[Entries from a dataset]

━━━

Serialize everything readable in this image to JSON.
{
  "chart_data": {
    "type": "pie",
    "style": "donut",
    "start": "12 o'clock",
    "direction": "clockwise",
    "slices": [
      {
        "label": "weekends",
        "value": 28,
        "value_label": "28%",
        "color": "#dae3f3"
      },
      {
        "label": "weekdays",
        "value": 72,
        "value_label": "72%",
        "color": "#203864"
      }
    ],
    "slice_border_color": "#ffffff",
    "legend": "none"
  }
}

━━━

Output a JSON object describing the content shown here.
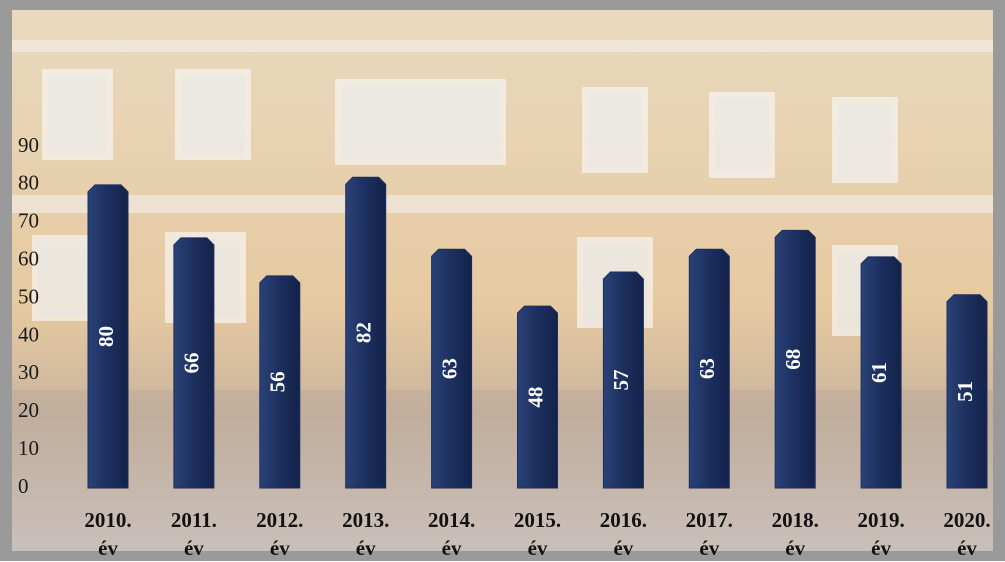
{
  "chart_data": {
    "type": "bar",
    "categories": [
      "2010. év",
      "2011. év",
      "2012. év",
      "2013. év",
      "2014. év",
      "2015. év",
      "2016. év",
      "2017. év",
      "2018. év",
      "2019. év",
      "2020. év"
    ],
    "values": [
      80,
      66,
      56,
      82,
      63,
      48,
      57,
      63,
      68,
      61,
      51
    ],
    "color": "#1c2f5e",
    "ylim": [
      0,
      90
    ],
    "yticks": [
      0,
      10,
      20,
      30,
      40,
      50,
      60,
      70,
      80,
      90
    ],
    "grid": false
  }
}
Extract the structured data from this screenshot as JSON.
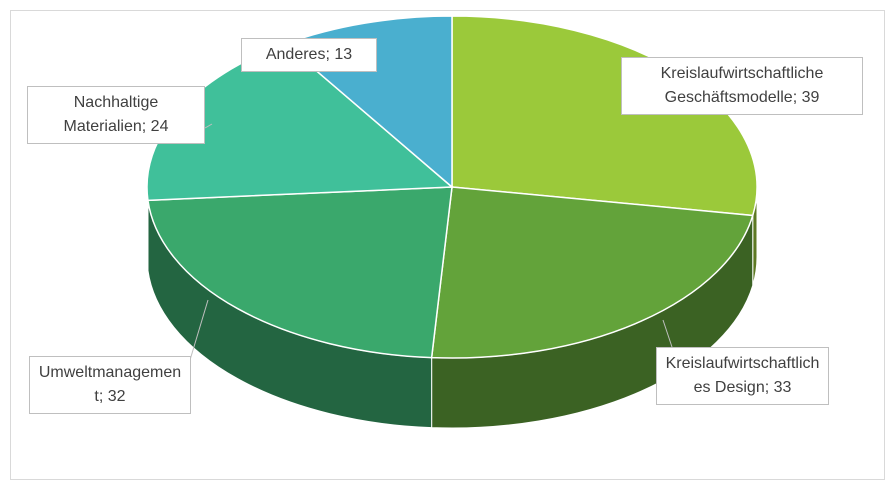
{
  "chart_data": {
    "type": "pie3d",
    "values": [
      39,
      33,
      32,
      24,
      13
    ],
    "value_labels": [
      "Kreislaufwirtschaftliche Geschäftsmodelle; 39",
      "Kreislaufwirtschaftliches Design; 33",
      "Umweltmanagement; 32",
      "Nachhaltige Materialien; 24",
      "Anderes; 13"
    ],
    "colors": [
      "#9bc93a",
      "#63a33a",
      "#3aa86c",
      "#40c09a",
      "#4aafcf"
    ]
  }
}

━━━

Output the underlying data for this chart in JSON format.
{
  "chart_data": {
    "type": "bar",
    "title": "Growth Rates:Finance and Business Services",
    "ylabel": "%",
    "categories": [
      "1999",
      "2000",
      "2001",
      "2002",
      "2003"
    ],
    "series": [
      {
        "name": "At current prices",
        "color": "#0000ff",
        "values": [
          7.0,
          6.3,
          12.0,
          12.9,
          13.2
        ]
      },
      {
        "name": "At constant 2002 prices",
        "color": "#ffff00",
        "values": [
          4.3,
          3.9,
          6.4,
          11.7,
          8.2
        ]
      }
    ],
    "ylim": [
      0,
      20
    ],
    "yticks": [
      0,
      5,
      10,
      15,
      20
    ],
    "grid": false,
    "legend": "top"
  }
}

━━━

▸ **The problem**: Which lines include the word "type"? List them all.

▸ **Answer to the task**:
    "type": "pie",
    "type": "bar",
    "type": "pie3d",
    "type": "bar",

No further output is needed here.